Every record here needs to be written out again exactly.

>> Begin Dataset content

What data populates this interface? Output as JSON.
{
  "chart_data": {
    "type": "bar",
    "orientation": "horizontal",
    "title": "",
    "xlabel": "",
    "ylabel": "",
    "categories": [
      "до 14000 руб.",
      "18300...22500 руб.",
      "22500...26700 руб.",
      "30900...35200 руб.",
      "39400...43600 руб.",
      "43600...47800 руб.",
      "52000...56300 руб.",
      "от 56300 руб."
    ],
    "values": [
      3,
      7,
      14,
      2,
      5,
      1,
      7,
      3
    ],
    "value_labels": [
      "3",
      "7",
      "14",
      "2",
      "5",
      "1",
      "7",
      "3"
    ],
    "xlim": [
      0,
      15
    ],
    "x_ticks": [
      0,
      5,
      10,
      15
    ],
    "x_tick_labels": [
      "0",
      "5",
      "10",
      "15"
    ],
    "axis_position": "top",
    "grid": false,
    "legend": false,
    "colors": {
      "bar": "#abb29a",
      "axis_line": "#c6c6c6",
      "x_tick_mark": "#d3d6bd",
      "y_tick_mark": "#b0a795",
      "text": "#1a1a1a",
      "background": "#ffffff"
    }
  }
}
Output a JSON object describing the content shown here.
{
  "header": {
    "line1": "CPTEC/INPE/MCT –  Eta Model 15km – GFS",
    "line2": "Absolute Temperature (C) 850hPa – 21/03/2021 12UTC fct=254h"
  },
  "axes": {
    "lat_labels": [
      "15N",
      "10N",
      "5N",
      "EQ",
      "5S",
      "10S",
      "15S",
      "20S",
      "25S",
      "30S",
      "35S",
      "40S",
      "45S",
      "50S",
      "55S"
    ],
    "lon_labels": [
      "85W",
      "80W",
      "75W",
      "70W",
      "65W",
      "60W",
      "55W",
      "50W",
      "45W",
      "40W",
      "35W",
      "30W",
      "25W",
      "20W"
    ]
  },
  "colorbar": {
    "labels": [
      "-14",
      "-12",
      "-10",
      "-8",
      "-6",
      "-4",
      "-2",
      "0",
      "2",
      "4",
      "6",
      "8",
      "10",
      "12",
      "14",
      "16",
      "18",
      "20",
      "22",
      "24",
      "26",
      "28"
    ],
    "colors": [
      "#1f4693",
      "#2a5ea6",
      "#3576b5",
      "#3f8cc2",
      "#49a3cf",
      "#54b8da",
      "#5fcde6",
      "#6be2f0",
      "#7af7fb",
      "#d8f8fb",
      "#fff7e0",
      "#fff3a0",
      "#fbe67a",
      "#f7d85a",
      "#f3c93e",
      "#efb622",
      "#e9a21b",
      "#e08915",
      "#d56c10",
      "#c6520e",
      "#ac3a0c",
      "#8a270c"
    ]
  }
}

>> End Dataset content

Expected answer:
What data populates this interface? Output as JSON.
{
  "chart_data": {
    "type": "bar",
    "orientation": "horizontal",
    "title": "",
    "xlabel": "",
    "ylabel": "",
    "categories": [
      "до 14000 руб.",
      "18300...22500 руб.",
      "22500...26700 руб.",
      "30900...35200 руб.",
      "39400...43600 руб.",
      "43600...47800 руб.",
      "52000...56300 руб.",
      "от 56300 руб."
    ],
    "values": [
      3,
      7,
      14,
      2,
      5,
      1,
      7,
      3
    ],
    "value_labels": [
      "3",
      "7",
      "14",
      "2",
      "5",
      "1",
      "7",
      "3"
    ],
    "xlim": [
      0,
      15
    ],
    "x_ticks": [
      0,
      5,
      10,
      15
    ],
    "x_tick_labels": [
      "0",
      "5",
      "10",
      "15"
    ],
    "axis_position": "top",
    "grid": false,
    "legend": false,
    "colors": {
      "bar": "#abb29a",
      "axis_line": "#c6c6c6",
      "x_tick_mark": "#d3d6bd",
      "y_tick_mark": "#b0a795",
      "text": "#1a1a1a",
      "background": "#ffffff"
    }
  }
}
Output a JSON object describing the content shown here.
{
  "header": {
    "line1": "CPTEC/INPE/MCT –  Eta Model 15km – GFS",
    "line2": "Absolute Temperature (C) 850hPa – 21/03/2021 12UTC fct=254h"
  },
  "axes": {
    "lat_labels": [
      "15N",
      "10N",
      "5N",
      "EQ",
      "5S",
      "10S",
      "15S",
      "20S",
      "25S",
      "30S",
      "35S",
      "40S",
      "45S",
      "50S",
      "55S"
    ],
    "lon_labels": [
      "85W",
      "80W",
      "75W",
      "70W",
      "65W",
      "60W",
      "55W",
      "50W",
      "45W",
      "40W",
      "35W",
      "30W",
      "25W",
      "20W"
    ]
  },
  "colorbar": {
    "labels": [
      "-14",
      "-12",
      "-10",
      "-8",
      "-6",
      "-4",
      "-2",
      "0",
      "2",
      "4",
      "6",
      "8",
      "10",
      "12",
      "14",
      "16",
      "18",
      "20",
      "22",
      "24",
      "26",
      "28"
    ],
    "colors": [
      "#1f4693",
      "#2a5ea6",
      "#3576b5",
      "#3f8cc2",
      "#49a3cf",
      "#54b8da",
      "#5fcde6",
      "#6be2f0",
      "#7af7fb",
      "#d8f8fb",
      "#fff7e0",
      "#fff3a0",
      "#fbe67a",
      "#f7d85a",
      "#f3c93e",
      "#efb622",
      "#e9a21b",
      "#e08915",
      "#d56c10",
      "#c6520e",
      "#ac3a0c",
      "#8a270c"
    ]
  }
}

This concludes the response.